======== INFORMATION PROVIDED

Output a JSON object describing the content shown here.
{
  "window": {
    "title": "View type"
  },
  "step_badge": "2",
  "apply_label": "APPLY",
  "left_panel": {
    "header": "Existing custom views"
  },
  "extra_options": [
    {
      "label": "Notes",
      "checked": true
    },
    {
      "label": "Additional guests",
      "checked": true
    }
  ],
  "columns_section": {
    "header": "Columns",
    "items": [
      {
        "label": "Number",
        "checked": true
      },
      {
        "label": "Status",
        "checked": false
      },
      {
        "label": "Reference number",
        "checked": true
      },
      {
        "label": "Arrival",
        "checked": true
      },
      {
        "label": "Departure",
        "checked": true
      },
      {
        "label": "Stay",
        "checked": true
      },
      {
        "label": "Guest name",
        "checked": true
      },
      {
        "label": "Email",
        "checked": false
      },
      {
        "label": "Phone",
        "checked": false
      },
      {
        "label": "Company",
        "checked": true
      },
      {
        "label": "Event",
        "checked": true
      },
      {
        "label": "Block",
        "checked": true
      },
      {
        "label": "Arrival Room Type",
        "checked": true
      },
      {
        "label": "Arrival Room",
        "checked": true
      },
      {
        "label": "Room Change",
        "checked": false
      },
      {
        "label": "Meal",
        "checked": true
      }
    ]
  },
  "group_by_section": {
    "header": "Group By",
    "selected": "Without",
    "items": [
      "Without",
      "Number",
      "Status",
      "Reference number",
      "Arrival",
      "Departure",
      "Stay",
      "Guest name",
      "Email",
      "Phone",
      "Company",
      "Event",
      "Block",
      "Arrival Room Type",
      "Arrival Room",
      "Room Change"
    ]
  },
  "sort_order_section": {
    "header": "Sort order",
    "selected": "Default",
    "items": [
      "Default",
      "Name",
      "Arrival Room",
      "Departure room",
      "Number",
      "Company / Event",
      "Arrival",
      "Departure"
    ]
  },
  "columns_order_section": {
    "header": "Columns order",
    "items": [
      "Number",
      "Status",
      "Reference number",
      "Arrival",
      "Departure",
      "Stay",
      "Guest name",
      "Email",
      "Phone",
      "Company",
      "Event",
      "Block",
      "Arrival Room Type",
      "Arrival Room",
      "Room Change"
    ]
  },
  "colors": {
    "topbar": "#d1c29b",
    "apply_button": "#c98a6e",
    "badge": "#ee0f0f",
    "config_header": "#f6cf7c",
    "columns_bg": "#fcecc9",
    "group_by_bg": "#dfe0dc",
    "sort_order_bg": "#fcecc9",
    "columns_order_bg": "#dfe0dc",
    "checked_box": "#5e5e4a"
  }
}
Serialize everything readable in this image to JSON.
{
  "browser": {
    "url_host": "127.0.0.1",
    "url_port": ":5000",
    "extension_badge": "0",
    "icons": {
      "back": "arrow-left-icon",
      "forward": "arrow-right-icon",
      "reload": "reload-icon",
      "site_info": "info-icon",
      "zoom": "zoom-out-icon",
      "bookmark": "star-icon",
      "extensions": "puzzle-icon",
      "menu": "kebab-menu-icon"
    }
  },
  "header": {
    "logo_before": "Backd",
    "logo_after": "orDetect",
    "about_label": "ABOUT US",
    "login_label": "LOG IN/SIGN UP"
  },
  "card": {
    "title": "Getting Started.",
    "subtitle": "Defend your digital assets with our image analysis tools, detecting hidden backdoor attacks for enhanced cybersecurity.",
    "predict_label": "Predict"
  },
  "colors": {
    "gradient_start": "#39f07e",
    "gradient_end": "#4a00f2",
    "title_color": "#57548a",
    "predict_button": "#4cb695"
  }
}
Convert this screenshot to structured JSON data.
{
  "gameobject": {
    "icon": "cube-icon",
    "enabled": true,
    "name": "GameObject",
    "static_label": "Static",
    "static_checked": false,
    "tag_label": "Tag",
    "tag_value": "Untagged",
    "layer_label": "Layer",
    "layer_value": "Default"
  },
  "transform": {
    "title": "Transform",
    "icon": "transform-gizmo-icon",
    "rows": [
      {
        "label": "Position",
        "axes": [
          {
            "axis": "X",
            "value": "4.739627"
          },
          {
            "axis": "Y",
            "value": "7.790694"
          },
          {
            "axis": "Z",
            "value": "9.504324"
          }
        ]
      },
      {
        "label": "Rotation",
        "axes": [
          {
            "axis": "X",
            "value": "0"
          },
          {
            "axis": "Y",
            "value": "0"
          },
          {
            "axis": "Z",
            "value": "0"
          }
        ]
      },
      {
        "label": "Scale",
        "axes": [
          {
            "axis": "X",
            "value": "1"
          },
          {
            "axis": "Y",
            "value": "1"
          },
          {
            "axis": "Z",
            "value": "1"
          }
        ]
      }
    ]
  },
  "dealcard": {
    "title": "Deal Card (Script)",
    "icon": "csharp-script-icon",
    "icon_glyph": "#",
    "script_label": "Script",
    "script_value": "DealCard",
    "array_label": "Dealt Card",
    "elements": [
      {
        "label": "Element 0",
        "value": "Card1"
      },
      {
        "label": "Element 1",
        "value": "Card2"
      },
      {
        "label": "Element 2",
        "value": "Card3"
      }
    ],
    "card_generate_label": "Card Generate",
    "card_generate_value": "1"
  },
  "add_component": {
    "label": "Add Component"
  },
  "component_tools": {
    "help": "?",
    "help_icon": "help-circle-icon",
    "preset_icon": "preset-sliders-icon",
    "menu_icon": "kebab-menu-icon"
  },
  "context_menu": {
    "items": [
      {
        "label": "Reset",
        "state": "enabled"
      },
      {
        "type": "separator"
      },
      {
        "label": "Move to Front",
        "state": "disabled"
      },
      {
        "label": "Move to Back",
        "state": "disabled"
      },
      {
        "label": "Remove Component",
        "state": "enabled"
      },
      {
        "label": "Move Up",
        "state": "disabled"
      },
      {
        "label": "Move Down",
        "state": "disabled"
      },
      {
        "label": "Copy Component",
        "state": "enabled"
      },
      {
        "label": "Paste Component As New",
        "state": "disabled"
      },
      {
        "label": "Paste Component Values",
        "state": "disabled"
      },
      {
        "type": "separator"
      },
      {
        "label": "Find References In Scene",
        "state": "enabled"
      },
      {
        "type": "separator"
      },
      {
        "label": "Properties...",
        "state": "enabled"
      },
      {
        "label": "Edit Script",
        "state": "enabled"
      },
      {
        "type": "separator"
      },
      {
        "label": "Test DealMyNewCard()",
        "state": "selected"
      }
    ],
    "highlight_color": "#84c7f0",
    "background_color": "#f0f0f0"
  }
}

================

● **STATED TASK**: Above are the records; copy all of them exactly.

● **EXPECTED OUTPUT**:
Output a JSON object describing the content shown here.
{
  "window": {
    "title": "View type"
  },
  "step_badge": "2",
  "apply_label": "APPLY",
  "left_panel": {
    "header": "Existing custom views"
  },
  "extra_options": [
    {
      "label": "Notes",
      "checked": true
    },
    {
      "label": "Additional guests",
      "checked": true
    }
  ],
  "columns_section": {
    "header": "Columns",
    "items": [
      {
        "label": "Number",
        "checked": true
      },
      {
        "label": "Status",
        "checked": false
      },
      {
        "label": "Reference number",
        "checked": true
      },
      {
        "label": "Arrival",
        "checked": true
      },
      {
        "label": "Departure",
        "checked": true
      },
      {
        "label": "Stay",
        "checked": true
      },
      {
        "label": "Guest name",
        "checked": true
      },
      {
        "label": "Email",
        "checked": false
      },
      {
        "label": "Phone",
        "checked": false
      },
      {
        "label": "Company",
        "checked": true
      },
      {
        "label": "Event",
        "checked": true
      },
      {
        "label": "Block",
        "checked": true
      },
      {
        "label": "Arrival Room Type",
        "checked": true
      },
      {
        "label": "Arrival Room",
        "checked": true
      },
      {
        "label": "Room Change",
        "checked": false
      },
      {
        "label": "Meal",
        "checked": true
      }
    ]
  },
  "group_by_section": {
    "header": "Group By",
    "selected": "Without",
    "items": [
      "Without",
      "Number",
      "Status",
      "Reference number",
      "Arrival",
      "Departure",
      "Stay",
      "Guest name",
      "Email",
      "Phone",
      "Company",
      "Event",
      "Block",
      "Arrival Room Type",
      "Arrival Room",
      "Room Change"
    ]
  },
  "sort_order_section": {
    "header": "Sort order",
    "selected": "Default",
    "items": [
      "Default",
      "Name",
      "Arrival Room",
      "Departure room",
      "Number",
      "Company / Event",
      "Arrival",
      "Departure"
    ]
  },
  "columns_order_section": {
    "header": "Columns order",
    "items": [
      "Number",
      "Status",
      "Reference number",
      "Arrival",
      "Departure",
      "Stay",
      "Guest name",
      "Email",
      "Phone",
      "Company",
      "Event",
      "Block",
      "Arrival Room Type",
      "Arrival Room",
      "Room Change"
    ]
  },
  "colors": {
    "topbar": "#d1c29b",
    "apply_button": "#c98a6e",
    "badge": "#ee0f0f",
    "config_header": "#f6cf7c",
    "columns_bg": "#fcecc9",
    "group_by_bg": "#dfe0dc",
    "sort_order_bg": "#fcecc9",
    "columns_order_bg": "#dfe0dc",
    "checked_box": "#5e5e4a"
  }
}
Serialize everything readable in this image to JSON.
{
  "browser": {
    "url_host": "127.0.0.1",
    "url_port": ":5000",
    "extension_badge": "0",
    "icons": {
      "back": "arrow-left-icon",
      "forward": "arrow-right-icon",
      "reload": "reload-icon",
      "site_info": "info-icon",
      "zoom": "zoom-out-icon",
      "bookmark": "star-icon",
      "extensions": "puzzle-icon",
      "menu": "kebab-menu-icon"
    }
  },
  "header": {
    "logo_before": "Backd",
    "logo_after": "orDetect",
    "about_label": "ABOUT US",
    "login_label": "LOG IN/SIGN UP"
  },
  "card": {
    "title": "Getting Started.",
    "subtitle": "Defend your digital assets with our image analysis tools, detecting hidden backdoor attacks for enhanced cybersecurity.",
    "predict_label": "Predict"
  },
  "colors": {
    "gradient_start": "#39f07e",
    "gradient_end": "#4a00f2",
    "title_color": "#57548a",
    "predict_button": "#4cb695"
  }
}
Convert this screenshot to structured JSON data.
{
  "gameobject": {
    "icon": "cube-icon",
    "enabled": true,
    "name": "GameObject",
    "static_label": "Static",
    "static_checked": false,
    "tag_label": "Tag",
    "tag_value": "Untagged",
    "layer_label": "Layer",
    "layer_value": "Default"
  },
  "transform": {
    "title": "Transform",
    "icon": "transform-gizmo-icon",
    "rows": [
      {
        "label": "Position",
        "axes": [
          {
            "axis": "X",
            "value": "4.739627"
          },
          {
            "axis": "Y",
            "value": "7.790694"
          },
          {
            "axis": "Z",
            "value": "9.504324"
          }
        ]
      },
      {
        "label": "Rotation",
        "axes": [
          {
            "axis": "X",
            "value": "0"
          },
          {
            "axis": "Y",
            "value": "0"
          },
          {
            "axis": "Z",
            "value": "0"
          }
        ]
      },
      {
        "label": "Scale",
        "axes": [
          {
            "axis": "X",
            "value": "1"
          },
          {
            "axis": "Y",
            "value": "1"
          },
          {
            "axis": "Z",
            "value": "1"
          }
        ]
      }
    ]
  },
  "dealcard": {
    "title": "Deal Card (Script)",
    "icon": "csharp-script-icon",
    "icon_glyph": "#",
    "script_label": "Script",
    "script_value": "DealCard",
    "array_label": "Dealt Card",
    "elements": [
      {
        "label": "Element 0",
        "value": "Card1"
      },
      {
        "label": "Element 1",
        "value": "Card2"
      },
      {
        "label": "Element 2",
        "value": "Card3"
      }
    ],
    "card_generate_label": "Card Generate",
    "card_generate_value": "1"
  },
  "add_component": {
    "label": "Add Component"
  },
  "component_tools": {
    "help": "?",
    "help_icon": "help-circle-icon",
    "preset_icon": "preset-sliders-icon",
    "menu_icon": "kebab-menu-icon"
  },
  "context_menu": {
    "items": [
      {
        "label": "Reset",
        "state": "enabled"
      },
      {
        "type": "separator"
      },
      {
        "label": "Move to Front",
        "state": "disabled"
      },
      {
        "label": "Move to Back",
        "state": "disabled"
      },
      {
        "label": "Remove Component",
        "state": "enabled"
      },
      {
        "label": "Move Up",
        "state": "disabled"
      },
      {
        "label": "Move Down",
        "state": "disabled"
      },
      {
        "label": "Copy Component",
        "state": "enabled"
      },
      {
        "label": "Paste Component As New",
        "state": "disabled"
      },
      {
        "label": "Paste Component Values",
        "state": "disabled"
      },
      {
        "type": "separator"
      },
      {
        "label": "Find References In Scene",
        "state": "enabled"
      },
      {
        "type": "separator"
      },
      {
        "label": "Properties...",
        "state": "enabled"
      },
      {
        "label": "Edit Script",
        "state": "enabled"
      },
      {
        "type": "separator"
      },
      {
        "label": "Test DealMyNewCard()",
        "state": "selected"
      }
    ],
    "highlight_color": "#84c7f0",
    "background_color": "#f0f0f0"
  }
}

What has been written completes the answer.